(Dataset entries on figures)
====================

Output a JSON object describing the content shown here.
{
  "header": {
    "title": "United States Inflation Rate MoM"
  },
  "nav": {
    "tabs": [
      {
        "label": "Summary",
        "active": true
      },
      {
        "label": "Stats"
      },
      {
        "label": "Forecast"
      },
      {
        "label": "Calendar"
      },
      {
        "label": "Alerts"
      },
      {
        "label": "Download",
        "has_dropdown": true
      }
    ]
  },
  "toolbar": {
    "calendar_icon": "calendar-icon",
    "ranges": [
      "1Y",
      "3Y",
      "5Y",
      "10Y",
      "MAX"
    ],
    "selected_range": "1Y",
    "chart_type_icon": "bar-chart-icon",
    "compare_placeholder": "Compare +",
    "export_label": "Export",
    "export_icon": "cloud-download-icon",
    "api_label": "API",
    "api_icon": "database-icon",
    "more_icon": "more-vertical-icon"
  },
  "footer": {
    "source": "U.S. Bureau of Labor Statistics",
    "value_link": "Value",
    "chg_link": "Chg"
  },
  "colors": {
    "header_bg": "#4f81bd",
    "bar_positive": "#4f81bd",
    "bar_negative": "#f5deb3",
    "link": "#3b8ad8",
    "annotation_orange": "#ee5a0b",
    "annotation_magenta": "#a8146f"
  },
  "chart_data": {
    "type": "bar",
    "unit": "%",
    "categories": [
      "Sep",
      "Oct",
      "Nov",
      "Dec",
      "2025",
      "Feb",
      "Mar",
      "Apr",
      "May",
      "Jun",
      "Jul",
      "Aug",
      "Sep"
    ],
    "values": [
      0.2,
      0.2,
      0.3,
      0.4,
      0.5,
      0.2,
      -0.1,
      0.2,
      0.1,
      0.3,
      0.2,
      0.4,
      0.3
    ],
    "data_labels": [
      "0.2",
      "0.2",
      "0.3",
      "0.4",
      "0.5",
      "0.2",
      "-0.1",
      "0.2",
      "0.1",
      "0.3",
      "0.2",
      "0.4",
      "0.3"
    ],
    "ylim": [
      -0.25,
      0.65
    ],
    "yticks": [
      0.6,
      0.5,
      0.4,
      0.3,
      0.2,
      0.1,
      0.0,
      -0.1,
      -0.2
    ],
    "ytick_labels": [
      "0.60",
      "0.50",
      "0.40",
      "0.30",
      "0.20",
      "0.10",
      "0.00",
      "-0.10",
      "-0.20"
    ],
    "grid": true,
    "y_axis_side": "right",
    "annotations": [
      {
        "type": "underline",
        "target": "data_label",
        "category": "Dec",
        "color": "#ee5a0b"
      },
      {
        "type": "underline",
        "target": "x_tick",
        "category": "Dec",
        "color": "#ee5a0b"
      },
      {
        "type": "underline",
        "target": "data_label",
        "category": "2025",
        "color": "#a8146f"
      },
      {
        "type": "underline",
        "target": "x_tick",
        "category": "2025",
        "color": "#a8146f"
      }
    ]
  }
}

====================

- [Task]
Copy every line above that holds the word "true".

- [Written solution]
        "active": true
        "has_dropdown": true
    "grid": true,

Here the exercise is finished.